■ **Exercise requirements**
Each entry below should be echoed exactly, with pictures omitted.

--------

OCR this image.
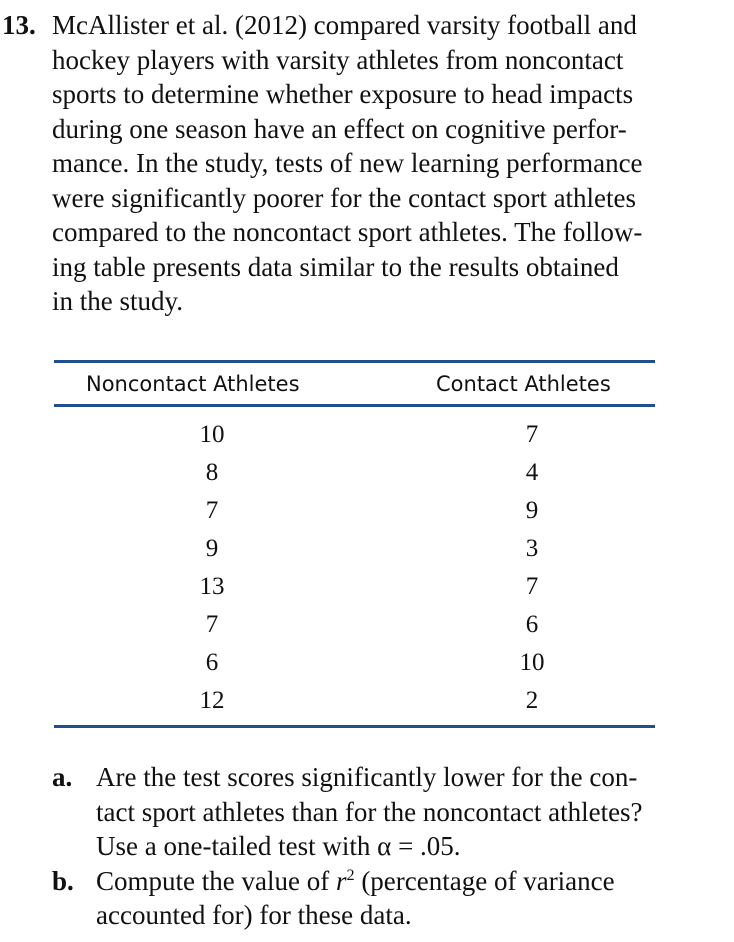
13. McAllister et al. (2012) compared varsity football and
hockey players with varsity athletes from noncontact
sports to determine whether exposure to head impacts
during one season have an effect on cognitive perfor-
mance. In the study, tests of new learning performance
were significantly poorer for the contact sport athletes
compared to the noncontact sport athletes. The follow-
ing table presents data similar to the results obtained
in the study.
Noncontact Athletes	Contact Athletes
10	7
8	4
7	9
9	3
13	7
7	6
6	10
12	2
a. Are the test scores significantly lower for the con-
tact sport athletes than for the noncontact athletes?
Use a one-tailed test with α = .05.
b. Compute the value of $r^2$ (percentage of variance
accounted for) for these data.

--------

■ **Written answer**
OCR this image.
13. McAllister et al. (2012) compared varsity football and
hockey players with varsity athletes from noncontact
sports to determine whether exposure to head impacts
during one season have an effect on cognitive perfor-
mance. In the study, tests of new learning performance
were significantly poorer for the contact sport athletes
compared to the noncontact sport athletes. The follow-
ing table presents data similar to the results obtained
in the study.
Noncontact Athletes	Contact Athletes
10	7
8	4
7	9
9	3
13	7
7	6
6	10
12	2
a. Are the test scores significantly lower for the con-
tact sport athletes than for the noncontact athletes?
Use a one-tailed test with α = .05.
b. Compute the value of $r^2$ (percentage of variance
accounted for) for these data.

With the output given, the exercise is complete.